*Stored items*:
═══
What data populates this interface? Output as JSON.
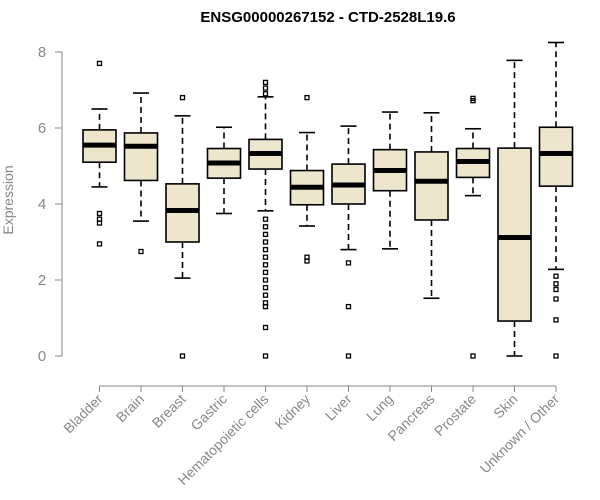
{
  "chart_data": {
    "type": "box",
    "title": "ENSG00000267152 - CTD-2528L19.6",
    "xlabel": "",
    "ylabel": "Expression",
    "ylim": [
      0,
      8.4
    ],
    "yticks": [
      0,
      2,
      4,
      6,
      8
    ],
    "box_fill": "#ede6cc",
    "categories": [
      "Bladder",
      "Brain",
      "Breast",
      "Gastric",
      "Hematopoietic cells",
      "Kidney",
      "Liver",
      "Lung",
      "Pancreas",
      "Prostate",
      "Skin",
      "Unknown / Other"
    ],
    "boxes": [
      {
        "lower": 4.45,
        "q1": 5.1,
        "median": 5.55,
        "q3": 5.95,
        "upper": 6.5,
        "outliers": [
          7.7,
          3.75,
          3.6,
          3.5,
          2.95
        ]
      },
      {
        "lower": 3.55,
        "q1": 4.62,
        "median": 5.52,
        "q3": 5.87,
        "upper": 6.92,
        "outliers": [
          2.75
        ]
      },
      {
        "lower": 2.05,
        "q1": 3.0,
        "median": 3.83,
        "q3": 4.53,
        "upper": 6.32,
        "outliers": [
          6.8,
          0.0
        ]
      },
      {
        "lower": 3.75,
        "q1": 4.68,
        "median": 5.08,
        "q3": 5.46,
        "upper": 6.02,
        "outliers": []
      },
      {
        "lower": 3.82,
        "q1": 4.92,
        "median": 5.33,
        "q3": 5.7,
        "upper": 6.82,
        "outliers": [
          7.2,
          7.05,
          6.9,
          3.6,
          3.4,
          3.2,
          3.0,
          2.8,
          2.6,
          2.4,
          2.2,
          2.0,
          1.8,
          1.6,
          1.4,
          1.3,
          0.75,
          0.0
        ]
      },
      {
        "lower": 3.42,
        "q1": 3.98,
        "median": 4.44,
        "q3": 4.88,
        "upper": 5.88,
        "outliers": [
          6.8,
          2.6,
          2.5
        ]
      },
      {
        "lower": 2.8,
        "q1": 4.0,
        "median": 4.5,
        "q3": 5.05,
        "upper": 6.05,
        "outliers": [
          2.45,
          1.3,
          0.0
        ]
      },
      {
        "lower": 2.82,
        "q1": 4.35,
        "median": 4.88,
        "q3": 5.43,
        "upper": 6.42,
        "outliers": []
      },
      {
        "lower": 1.52,
        "q1": 3.58,
        "median": 4.6,
        "q3": 5.37,
        "upper": 6.4,
        "outliers": []
      },
      {
        "lower": 4.22,
        "q1": 4.7,
        "median": 5.12,
        "q3": 5.46,
        "upper": 5.98,
        "outliers": [
          6.78,
          6.72,
          0.0
        ]
      },
      {
        "lower": 0.0,
        "q1": 0.92,
        "median": 3.12,
        "q3": 5.47,
        "upper": 7.78,
        "outliers": []
      },
      {
        "lower": 2.28,
        "q1": 4.47,
        "median": 5.33,
        "q3": 6.02,
        "upper": 8.25,
        "outliers": [
          2.1,
          1.9,
          1.75,
          1.5,
          0.95,
          0.0
        ]
      }
    ]
  }
}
═══
*Directions*:
Every line above that includes the word "upper" must appear in the answer.

*Response area*:
        "upper": 6.5,
        "upper": 6.92,
        "upper": 6.32,
        "upper": 6.02,
        "upper": 6.82,
        "upper": 5.88,
        "upper": 6.05,
        "upper": 6.42,
        "upper": 6.4,
        "upper": 5.98,
        "upper": 7.78,
        "upper": 8.25,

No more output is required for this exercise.